WORK REQUIRED:
Count lines holding the string "Кировской" in the data that follows. Reply with one number only.

────────

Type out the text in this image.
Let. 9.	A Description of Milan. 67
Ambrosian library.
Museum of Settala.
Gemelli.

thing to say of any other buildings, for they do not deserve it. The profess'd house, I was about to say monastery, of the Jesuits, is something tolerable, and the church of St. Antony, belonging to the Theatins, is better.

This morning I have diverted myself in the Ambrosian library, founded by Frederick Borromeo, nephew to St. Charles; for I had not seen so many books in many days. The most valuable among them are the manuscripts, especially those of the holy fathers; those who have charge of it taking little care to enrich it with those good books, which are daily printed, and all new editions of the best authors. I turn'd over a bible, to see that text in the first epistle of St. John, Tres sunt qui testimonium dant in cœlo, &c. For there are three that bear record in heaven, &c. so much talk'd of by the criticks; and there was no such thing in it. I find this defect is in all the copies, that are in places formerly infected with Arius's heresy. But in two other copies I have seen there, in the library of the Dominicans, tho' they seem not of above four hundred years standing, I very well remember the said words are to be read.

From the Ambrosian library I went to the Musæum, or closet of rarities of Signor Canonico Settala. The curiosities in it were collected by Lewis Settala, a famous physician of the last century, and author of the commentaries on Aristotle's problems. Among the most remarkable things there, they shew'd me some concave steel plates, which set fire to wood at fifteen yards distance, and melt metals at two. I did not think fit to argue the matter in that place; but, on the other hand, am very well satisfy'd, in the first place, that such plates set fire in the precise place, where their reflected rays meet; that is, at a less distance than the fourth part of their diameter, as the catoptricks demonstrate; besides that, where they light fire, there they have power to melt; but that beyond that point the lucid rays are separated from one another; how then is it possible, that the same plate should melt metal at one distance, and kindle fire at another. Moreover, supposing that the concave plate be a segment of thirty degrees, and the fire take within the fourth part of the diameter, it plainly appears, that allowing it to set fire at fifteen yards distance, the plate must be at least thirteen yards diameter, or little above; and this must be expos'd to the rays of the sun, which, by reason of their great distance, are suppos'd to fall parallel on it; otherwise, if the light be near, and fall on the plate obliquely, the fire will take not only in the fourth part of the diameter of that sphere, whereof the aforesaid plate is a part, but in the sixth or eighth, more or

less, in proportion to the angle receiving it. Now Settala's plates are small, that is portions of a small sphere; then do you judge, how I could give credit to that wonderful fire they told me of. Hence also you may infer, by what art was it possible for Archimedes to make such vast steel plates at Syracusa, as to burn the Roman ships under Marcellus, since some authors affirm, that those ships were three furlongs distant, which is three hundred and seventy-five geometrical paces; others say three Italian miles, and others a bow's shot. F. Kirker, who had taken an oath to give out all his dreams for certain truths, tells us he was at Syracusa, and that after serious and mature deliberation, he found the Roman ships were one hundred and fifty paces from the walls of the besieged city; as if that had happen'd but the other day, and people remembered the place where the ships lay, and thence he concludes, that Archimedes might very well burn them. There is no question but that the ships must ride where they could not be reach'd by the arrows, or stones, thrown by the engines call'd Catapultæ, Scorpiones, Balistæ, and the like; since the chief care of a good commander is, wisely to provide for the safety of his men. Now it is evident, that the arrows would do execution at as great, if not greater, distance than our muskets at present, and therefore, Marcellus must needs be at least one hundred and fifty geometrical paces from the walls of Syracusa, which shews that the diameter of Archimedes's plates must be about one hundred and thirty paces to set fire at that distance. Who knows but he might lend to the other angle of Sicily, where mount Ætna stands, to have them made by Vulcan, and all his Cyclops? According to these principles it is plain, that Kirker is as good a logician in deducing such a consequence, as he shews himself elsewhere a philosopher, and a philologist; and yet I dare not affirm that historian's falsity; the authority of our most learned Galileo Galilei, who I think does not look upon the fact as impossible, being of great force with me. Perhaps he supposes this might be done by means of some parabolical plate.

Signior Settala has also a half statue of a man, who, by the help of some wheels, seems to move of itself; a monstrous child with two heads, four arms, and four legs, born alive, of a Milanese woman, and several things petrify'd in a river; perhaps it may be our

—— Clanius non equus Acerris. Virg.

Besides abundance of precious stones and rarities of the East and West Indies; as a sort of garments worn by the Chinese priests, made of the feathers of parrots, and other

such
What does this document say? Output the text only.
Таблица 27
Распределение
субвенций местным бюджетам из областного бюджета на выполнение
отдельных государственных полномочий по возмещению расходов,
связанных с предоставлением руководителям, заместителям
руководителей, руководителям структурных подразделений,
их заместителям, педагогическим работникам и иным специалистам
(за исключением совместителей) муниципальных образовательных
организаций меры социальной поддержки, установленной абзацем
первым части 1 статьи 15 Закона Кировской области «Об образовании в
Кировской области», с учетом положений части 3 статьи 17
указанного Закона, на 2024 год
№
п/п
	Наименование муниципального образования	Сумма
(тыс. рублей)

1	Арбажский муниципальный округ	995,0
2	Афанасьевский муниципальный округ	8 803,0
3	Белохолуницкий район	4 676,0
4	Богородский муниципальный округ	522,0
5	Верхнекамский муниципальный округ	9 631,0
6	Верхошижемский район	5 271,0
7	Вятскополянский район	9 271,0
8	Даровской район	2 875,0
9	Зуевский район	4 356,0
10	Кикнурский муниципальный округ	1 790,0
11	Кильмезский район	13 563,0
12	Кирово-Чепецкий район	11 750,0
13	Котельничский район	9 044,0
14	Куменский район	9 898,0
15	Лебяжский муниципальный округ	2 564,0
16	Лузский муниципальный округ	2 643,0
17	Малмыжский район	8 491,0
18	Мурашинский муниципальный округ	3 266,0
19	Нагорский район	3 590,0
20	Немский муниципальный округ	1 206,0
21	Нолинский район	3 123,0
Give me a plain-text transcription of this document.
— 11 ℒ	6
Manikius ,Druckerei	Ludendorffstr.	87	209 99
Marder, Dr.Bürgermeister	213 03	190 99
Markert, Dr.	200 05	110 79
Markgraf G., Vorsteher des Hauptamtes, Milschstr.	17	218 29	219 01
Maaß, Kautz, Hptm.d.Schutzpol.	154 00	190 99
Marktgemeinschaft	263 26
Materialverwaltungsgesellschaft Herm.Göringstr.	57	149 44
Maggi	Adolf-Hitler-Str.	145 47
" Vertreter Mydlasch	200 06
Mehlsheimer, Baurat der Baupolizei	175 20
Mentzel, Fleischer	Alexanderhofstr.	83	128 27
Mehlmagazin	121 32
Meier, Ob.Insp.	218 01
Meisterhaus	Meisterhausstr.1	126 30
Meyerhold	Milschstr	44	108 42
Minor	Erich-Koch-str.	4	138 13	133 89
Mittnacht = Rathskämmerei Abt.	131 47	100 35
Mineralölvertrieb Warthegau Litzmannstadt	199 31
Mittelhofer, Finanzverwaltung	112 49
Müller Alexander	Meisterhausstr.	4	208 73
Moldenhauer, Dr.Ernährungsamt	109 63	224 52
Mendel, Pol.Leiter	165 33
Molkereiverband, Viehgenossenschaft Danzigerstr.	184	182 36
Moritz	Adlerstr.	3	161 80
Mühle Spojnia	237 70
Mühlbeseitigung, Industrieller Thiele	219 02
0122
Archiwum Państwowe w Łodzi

────────

EXERCISE RESPONSE:
2